----- SUPPLIED DATA

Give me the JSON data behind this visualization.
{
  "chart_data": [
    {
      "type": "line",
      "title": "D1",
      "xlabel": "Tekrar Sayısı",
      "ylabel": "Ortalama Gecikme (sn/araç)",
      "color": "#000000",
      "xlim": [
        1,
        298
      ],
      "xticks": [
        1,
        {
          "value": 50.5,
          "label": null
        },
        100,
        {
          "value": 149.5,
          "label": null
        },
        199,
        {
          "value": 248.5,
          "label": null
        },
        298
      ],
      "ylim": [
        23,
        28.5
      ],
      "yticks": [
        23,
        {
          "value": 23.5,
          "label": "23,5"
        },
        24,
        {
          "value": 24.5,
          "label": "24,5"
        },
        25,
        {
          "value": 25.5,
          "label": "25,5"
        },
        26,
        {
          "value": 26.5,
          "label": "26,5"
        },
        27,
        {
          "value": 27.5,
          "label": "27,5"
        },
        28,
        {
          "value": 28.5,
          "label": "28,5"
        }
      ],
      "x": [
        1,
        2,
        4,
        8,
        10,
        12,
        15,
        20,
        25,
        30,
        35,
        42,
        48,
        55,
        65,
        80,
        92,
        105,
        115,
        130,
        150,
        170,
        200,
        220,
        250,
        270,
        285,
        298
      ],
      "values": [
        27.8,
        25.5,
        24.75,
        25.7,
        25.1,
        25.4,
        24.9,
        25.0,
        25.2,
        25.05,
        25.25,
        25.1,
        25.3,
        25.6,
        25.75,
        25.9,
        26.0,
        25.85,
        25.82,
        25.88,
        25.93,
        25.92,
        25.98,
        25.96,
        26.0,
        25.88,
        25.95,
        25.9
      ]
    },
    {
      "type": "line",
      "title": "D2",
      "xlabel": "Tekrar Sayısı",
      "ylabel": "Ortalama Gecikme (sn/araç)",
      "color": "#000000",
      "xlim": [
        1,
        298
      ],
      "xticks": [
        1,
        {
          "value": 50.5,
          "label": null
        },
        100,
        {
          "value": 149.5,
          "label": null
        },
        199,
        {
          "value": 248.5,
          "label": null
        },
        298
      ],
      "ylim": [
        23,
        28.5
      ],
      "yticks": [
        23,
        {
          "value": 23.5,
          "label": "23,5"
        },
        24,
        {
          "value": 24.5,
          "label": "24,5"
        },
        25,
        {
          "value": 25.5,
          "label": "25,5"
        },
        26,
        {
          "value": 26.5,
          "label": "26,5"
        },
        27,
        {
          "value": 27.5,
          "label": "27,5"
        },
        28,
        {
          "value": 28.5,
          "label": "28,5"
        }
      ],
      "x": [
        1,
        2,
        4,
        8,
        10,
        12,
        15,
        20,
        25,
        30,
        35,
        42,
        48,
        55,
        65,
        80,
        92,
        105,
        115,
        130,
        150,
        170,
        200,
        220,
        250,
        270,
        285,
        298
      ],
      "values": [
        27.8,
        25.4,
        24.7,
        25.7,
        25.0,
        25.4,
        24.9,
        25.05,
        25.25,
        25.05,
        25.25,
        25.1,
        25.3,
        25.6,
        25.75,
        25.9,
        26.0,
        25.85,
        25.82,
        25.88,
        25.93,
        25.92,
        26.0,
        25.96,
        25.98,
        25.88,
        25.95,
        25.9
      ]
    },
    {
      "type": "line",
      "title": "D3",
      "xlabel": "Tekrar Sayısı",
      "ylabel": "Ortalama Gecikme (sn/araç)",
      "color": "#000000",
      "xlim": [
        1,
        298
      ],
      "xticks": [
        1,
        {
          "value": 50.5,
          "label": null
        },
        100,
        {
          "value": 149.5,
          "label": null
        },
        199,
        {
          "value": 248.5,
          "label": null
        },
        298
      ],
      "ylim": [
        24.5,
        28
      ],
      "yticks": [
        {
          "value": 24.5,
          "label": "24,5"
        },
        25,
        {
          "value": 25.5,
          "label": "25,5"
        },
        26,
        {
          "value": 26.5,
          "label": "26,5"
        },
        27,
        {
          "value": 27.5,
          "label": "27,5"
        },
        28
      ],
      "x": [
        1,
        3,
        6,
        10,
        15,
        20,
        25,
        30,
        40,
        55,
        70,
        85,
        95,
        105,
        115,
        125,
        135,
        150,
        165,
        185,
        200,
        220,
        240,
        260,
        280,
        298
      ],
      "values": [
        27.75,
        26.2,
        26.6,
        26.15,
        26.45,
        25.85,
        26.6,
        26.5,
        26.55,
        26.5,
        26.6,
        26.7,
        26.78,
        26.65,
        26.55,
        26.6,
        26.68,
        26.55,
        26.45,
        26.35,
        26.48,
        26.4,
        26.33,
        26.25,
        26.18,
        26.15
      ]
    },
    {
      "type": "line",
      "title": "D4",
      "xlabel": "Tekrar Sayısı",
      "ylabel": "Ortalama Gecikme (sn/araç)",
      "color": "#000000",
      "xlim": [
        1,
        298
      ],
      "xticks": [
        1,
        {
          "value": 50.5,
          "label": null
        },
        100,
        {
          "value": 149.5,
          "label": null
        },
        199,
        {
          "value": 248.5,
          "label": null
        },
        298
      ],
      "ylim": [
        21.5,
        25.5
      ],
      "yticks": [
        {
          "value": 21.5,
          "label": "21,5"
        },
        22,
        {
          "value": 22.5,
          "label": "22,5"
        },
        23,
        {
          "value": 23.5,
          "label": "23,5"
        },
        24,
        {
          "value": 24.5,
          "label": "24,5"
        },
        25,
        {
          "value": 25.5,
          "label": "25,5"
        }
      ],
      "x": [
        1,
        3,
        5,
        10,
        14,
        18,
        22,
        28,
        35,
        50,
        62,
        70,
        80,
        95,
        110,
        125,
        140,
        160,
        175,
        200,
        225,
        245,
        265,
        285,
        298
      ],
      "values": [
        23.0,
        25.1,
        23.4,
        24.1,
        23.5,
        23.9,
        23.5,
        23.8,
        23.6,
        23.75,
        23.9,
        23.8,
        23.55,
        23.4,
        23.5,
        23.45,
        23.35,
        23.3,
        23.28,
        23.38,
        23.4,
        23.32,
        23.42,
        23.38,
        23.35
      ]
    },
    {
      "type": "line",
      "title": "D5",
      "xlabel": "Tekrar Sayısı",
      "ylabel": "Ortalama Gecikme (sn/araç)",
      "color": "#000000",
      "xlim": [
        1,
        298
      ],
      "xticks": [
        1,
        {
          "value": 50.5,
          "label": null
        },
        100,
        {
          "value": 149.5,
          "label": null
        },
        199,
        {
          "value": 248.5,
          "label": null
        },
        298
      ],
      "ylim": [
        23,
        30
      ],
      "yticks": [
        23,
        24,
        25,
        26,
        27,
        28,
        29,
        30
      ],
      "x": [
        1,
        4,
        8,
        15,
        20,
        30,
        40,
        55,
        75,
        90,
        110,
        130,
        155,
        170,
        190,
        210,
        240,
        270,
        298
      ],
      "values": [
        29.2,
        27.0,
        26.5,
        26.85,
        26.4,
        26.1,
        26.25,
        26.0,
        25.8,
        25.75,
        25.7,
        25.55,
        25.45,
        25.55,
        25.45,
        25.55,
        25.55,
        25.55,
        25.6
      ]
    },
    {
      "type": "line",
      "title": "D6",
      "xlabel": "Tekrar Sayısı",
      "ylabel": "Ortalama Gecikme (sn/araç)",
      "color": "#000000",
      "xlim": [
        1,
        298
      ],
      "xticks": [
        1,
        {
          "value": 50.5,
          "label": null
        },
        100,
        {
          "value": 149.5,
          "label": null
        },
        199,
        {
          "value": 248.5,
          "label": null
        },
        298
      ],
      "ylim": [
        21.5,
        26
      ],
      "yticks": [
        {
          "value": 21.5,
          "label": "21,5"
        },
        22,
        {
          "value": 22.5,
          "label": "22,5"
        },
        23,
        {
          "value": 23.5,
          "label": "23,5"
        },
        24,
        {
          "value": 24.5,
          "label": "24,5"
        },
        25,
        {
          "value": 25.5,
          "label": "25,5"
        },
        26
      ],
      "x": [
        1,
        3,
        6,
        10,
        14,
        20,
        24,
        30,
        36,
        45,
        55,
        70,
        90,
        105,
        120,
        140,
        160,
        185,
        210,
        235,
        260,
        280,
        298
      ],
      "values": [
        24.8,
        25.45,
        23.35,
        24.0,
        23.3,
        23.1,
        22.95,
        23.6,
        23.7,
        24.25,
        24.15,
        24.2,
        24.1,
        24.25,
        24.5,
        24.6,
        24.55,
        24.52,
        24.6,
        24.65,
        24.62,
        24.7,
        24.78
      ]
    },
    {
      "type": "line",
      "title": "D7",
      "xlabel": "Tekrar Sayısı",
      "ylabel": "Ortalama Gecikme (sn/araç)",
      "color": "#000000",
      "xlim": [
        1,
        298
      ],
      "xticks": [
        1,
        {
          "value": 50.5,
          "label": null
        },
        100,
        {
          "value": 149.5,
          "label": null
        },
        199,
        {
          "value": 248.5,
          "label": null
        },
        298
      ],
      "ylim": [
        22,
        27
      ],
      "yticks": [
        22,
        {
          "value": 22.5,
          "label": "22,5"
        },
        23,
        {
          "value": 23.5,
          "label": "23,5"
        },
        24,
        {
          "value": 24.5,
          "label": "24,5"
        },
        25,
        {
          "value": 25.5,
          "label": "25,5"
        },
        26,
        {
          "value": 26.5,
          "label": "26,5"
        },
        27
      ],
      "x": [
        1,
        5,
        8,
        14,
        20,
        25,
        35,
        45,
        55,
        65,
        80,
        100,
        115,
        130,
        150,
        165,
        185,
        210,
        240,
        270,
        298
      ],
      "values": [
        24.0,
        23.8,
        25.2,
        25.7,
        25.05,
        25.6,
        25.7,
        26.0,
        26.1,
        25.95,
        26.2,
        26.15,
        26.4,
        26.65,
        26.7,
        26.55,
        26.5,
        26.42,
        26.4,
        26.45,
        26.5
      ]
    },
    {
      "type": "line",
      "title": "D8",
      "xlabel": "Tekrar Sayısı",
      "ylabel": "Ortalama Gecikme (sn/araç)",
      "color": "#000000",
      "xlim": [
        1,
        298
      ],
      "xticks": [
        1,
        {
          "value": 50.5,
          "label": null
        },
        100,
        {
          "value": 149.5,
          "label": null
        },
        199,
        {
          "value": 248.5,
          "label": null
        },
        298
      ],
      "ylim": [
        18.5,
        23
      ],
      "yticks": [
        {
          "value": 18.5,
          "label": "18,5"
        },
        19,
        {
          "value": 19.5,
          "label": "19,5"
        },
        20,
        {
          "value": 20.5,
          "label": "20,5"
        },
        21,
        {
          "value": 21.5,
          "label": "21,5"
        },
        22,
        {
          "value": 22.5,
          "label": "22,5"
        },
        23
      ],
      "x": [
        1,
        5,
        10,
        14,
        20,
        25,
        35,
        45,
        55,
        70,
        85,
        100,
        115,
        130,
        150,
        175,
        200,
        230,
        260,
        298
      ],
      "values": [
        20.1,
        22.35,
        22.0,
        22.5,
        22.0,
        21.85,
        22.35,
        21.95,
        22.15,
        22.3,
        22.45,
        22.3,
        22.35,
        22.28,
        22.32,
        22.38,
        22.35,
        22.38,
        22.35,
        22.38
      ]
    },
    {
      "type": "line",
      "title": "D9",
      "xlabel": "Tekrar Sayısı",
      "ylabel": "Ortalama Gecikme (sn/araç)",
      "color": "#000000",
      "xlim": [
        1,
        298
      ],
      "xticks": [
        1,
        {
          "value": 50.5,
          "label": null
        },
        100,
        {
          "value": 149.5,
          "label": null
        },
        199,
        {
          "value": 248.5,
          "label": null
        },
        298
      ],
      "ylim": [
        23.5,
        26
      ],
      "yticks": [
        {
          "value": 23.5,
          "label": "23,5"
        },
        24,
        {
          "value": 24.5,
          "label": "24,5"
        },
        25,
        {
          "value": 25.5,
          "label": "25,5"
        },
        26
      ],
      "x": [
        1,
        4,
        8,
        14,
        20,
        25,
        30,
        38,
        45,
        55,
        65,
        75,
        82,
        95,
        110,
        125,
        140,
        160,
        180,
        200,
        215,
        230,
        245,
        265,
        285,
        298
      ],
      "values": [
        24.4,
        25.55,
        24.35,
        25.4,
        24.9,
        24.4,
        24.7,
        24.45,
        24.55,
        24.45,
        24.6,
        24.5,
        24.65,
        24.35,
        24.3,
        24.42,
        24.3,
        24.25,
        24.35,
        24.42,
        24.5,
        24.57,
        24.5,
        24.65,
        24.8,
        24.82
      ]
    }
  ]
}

----------

» **STATED EXERCISE**: Look through the listing above. Pick out each line with "title" and copy it.

» **COMPLETE OUTPUT**:
      "title": "D1",
      "title": "D2",
      "title": "D3",
      "title": "D4",
      "title": "D5",
      "title": "D6",
      "title": "D7",
      "title": "D8",
      "title": "D9",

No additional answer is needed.